Given problem
Scan the data for lines with "source" and report the count by itself.

Records about charts and figures
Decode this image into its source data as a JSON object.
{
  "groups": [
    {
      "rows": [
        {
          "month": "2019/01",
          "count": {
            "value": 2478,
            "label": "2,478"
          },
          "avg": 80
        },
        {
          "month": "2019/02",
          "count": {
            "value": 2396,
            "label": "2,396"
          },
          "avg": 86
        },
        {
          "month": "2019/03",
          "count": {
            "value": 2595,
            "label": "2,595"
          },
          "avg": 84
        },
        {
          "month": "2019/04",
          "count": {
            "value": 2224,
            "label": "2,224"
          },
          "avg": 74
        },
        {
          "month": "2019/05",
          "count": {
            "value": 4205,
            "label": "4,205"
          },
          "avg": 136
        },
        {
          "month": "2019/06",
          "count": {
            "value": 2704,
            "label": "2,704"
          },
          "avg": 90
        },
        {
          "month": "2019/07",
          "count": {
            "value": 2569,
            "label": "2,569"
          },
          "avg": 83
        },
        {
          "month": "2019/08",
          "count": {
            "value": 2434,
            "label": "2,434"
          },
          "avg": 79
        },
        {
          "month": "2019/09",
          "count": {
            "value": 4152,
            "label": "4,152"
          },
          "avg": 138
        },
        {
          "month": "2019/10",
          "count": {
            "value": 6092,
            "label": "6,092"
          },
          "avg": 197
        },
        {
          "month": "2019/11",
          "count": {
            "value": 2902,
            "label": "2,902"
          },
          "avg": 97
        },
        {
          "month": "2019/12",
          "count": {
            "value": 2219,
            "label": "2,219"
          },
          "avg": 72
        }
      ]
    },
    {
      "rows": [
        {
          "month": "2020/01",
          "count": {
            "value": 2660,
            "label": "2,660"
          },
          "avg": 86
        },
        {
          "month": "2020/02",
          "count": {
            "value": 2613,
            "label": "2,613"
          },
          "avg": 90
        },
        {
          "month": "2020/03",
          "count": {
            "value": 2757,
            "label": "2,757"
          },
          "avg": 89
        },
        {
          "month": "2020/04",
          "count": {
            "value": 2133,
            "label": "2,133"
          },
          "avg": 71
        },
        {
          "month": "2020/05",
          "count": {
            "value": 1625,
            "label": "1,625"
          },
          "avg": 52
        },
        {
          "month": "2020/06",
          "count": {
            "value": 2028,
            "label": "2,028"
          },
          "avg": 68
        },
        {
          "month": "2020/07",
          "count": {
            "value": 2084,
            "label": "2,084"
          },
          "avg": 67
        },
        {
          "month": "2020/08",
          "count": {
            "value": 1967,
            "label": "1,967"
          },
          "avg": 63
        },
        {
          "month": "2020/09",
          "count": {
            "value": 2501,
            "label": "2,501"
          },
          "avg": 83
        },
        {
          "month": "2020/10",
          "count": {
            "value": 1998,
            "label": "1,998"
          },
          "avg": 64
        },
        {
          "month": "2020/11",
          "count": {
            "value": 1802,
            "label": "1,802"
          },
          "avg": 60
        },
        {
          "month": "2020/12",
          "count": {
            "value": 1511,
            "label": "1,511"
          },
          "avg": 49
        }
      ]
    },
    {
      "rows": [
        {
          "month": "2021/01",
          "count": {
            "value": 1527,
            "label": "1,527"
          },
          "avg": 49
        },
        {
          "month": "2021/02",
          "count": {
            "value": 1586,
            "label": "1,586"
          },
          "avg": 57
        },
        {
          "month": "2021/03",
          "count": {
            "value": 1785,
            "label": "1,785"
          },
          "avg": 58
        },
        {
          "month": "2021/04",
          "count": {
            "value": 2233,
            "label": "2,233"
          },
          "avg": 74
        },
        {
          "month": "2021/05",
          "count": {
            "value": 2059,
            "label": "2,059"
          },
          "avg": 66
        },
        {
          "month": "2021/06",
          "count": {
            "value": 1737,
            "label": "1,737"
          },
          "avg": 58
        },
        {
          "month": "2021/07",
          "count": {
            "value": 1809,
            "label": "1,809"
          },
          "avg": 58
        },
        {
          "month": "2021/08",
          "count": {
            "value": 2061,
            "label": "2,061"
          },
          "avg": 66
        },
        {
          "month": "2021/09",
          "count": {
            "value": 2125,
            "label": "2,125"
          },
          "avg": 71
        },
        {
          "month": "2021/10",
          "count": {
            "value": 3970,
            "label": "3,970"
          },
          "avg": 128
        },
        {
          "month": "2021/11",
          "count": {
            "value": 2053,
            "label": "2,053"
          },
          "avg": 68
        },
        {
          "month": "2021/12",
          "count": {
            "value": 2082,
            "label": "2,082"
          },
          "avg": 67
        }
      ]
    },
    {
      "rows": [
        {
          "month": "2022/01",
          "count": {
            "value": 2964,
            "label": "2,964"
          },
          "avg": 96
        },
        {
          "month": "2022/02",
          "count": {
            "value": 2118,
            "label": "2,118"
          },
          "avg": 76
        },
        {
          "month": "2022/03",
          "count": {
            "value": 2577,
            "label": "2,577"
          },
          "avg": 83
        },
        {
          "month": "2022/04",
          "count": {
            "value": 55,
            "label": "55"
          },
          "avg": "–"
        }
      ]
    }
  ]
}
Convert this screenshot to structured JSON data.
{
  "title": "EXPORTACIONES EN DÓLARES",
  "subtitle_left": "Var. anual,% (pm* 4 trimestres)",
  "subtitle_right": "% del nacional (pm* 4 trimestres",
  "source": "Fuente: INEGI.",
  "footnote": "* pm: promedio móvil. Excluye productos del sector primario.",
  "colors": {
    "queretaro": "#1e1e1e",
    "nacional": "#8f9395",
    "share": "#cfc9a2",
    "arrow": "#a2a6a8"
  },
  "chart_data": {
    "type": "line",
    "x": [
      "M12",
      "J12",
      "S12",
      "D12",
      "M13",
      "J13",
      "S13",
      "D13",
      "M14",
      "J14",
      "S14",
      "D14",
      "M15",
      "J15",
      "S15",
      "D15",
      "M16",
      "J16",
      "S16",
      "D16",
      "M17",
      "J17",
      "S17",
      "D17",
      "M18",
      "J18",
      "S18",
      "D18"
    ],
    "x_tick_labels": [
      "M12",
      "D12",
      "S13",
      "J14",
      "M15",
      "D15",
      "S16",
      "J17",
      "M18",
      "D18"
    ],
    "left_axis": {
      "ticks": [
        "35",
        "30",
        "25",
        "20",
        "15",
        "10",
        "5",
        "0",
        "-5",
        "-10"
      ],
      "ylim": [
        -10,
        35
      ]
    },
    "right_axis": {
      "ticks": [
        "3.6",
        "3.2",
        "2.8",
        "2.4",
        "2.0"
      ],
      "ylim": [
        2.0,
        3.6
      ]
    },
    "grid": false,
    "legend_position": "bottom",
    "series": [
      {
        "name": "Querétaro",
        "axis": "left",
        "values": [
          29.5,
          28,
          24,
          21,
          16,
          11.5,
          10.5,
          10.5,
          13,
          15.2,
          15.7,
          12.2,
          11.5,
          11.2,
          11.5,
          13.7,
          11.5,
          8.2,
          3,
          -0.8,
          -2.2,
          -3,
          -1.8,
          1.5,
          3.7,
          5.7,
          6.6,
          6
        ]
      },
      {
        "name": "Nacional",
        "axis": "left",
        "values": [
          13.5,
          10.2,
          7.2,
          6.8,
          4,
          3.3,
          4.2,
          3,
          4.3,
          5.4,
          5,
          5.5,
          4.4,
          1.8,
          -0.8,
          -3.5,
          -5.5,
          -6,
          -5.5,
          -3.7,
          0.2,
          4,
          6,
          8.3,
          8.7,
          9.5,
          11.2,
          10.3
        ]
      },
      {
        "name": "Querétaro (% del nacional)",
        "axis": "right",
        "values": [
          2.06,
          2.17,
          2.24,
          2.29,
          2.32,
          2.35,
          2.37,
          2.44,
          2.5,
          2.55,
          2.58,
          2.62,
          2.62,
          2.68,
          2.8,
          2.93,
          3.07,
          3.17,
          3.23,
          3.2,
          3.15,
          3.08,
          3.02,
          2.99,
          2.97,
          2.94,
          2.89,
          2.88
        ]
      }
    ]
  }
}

Exercise response
2